[Records excerpted from a collection]
——
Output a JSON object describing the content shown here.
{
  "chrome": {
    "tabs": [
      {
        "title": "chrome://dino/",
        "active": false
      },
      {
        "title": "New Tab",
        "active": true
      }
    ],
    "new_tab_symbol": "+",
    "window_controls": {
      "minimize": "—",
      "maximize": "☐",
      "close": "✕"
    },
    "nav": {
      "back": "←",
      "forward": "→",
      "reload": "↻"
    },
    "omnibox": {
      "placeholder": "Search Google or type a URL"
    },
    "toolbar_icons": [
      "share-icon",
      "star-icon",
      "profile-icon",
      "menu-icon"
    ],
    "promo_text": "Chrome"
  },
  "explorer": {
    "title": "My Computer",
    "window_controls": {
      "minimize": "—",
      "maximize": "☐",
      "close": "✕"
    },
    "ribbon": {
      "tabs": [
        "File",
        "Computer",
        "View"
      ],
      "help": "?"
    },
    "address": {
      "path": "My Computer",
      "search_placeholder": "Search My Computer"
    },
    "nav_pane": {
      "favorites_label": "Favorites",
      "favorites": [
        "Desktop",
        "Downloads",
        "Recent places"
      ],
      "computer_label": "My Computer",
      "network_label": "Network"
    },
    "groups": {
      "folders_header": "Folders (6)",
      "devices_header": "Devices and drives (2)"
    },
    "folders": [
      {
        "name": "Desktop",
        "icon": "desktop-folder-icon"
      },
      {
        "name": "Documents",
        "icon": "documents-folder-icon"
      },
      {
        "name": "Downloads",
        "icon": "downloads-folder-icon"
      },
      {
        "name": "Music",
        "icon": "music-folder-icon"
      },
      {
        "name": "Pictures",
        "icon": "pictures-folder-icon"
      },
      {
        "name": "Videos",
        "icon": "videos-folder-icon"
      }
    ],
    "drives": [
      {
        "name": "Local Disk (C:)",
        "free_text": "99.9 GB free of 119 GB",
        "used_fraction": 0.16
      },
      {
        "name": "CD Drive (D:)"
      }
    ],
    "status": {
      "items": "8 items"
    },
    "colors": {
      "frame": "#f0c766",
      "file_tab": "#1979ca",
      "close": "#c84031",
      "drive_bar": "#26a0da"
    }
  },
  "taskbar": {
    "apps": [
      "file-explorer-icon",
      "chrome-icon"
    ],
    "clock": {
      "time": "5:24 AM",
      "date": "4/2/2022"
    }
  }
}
——
GIVEN REQUEST: What number of lines in the records contain the word "Computer"? Answer with that number alone.

REPLY: 5